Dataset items
** Start **

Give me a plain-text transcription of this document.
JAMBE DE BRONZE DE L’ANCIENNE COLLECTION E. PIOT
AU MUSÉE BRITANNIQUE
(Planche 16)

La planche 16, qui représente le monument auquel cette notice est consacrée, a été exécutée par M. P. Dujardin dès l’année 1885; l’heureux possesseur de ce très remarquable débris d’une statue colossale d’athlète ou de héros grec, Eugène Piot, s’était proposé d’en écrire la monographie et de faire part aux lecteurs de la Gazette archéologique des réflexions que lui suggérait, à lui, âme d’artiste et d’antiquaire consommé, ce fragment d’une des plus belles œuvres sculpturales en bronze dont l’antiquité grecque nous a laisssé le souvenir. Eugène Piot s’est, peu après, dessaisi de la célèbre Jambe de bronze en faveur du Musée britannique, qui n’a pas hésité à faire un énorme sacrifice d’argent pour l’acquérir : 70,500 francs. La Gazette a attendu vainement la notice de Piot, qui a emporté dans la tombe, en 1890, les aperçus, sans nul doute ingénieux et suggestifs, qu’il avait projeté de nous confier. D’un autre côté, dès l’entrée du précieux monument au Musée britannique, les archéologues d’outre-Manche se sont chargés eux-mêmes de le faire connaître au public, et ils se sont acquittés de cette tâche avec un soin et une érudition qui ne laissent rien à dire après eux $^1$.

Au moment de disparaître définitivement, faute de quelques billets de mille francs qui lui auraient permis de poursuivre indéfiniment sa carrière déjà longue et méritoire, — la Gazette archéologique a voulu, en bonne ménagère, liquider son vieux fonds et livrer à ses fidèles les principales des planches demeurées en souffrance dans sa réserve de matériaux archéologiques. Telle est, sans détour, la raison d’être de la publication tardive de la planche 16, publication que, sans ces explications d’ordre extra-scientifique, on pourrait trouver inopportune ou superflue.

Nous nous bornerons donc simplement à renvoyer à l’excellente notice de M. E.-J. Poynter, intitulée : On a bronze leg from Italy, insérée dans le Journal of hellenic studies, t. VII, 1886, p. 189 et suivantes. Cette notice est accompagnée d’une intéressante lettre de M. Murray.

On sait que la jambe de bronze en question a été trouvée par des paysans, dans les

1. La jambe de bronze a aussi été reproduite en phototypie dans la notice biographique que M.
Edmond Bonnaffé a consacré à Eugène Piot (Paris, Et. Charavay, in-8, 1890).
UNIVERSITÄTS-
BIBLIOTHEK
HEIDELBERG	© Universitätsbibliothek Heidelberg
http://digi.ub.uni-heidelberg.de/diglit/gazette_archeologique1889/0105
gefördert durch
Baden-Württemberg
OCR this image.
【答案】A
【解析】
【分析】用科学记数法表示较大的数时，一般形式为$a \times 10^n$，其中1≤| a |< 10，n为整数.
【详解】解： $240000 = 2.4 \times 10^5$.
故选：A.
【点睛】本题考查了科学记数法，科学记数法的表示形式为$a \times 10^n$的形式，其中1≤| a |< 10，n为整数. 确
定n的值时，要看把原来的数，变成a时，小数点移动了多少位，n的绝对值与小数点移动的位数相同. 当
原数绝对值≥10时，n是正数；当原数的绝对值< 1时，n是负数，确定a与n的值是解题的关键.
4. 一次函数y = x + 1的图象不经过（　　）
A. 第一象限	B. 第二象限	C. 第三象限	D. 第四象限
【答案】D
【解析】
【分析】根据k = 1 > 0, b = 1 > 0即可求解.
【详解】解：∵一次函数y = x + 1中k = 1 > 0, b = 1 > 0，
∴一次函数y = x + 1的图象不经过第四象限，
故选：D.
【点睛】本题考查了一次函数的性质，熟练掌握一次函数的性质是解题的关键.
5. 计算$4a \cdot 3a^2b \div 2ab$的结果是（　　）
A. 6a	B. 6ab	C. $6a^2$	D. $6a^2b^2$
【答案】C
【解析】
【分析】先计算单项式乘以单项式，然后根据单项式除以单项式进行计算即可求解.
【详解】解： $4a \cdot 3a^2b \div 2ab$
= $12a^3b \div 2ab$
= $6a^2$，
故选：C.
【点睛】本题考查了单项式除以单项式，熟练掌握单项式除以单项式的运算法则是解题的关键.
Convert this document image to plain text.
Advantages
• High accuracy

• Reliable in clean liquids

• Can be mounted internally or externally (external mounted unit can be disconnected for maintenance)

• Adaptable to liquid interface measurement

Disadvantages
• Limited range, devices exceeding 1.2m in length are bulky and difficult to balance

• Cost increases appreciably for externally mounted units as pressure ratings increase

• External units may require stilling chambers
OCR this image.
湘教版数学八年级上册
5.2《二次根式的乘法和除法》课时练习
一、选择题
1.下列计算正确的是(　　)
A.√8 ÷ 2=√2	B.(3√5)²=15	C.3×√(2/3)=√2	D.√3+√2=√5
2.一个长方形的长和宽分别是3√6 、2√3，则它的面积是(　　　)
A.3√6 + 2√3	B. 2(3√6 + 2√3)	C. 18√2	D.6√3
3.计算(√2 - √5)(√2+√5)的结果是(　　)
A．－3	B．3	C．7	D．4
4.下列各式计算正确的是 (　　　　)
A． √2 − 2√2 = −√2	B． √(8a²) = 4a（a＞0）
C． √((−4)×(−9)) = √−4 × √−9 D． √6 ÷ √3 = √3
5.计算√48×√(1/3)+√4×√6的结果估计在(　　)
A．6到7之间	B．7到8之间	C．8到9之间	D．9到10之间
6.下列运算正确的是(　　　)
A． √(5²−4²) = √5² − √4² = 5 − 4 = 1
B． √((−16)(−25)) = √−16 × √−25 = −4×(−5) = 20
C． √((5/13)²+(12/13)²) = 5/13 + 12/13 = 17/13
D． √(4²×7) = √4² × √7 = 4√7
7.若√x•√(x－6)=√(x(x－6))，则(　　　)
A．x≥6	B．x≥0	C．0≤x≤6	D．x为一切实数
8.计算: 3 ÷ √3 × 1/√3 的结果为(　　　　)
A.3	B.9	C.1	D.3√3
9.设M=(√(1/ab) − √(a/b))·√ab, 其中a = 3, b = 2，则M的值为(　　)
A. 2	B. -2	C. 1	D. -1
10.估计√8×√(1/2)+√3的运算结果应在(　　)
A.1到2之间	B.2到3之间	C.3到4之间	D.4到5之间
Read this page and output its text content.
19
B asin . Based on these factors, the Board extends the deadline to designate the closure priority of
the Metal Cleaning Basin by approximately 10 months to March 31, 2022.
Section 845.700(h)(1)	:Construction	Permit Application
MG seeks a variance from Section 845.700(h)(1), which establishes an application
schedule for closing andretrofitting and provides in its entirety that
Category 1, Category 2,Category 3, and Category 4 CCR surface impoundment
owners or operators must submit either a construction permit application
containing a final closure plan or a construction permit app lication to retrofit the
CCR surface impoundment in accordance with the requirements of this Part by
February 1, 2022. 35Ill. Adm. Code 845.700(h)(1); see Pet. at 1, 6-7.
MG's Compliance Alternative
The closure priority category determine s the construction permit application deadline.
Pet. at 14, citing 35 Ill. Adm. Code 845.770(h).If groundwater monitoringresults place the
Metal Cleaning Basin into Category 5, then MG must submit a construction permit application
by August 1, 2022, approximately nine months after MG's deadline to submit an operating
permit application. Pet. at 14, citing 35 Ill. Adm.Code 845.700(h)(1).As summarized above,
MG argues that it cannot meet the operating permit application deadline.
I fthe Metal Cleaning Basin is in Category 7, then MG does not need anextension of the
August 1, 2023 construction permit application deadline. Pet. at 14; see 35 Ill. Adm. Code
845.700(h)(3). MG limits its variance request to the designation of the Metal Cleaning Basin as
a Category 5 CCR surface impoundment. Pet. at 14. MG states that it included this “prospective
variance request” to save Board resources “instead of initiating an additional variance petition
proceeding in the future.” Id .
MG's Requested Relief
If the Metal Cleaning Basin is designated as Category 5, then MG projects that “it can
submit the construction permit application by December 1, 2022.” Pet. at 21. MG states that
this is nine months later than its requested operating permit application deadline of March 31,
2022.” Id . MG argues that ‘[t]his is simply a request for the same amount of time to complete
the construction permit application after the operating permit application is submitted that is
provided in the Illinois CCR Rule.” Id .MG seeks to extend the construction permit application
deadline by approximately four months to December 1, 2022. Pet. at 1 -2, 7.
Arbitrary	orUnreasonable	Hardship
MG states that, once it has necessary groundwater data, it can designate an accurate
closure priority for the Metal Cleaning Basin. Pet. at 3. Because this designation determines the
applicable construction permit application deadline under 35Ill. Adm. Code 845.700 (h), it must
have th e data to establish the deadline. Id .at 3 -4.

** End **

● Brief
Among the lines of the data above, count those holding "that" and state only the number.

● Final result
8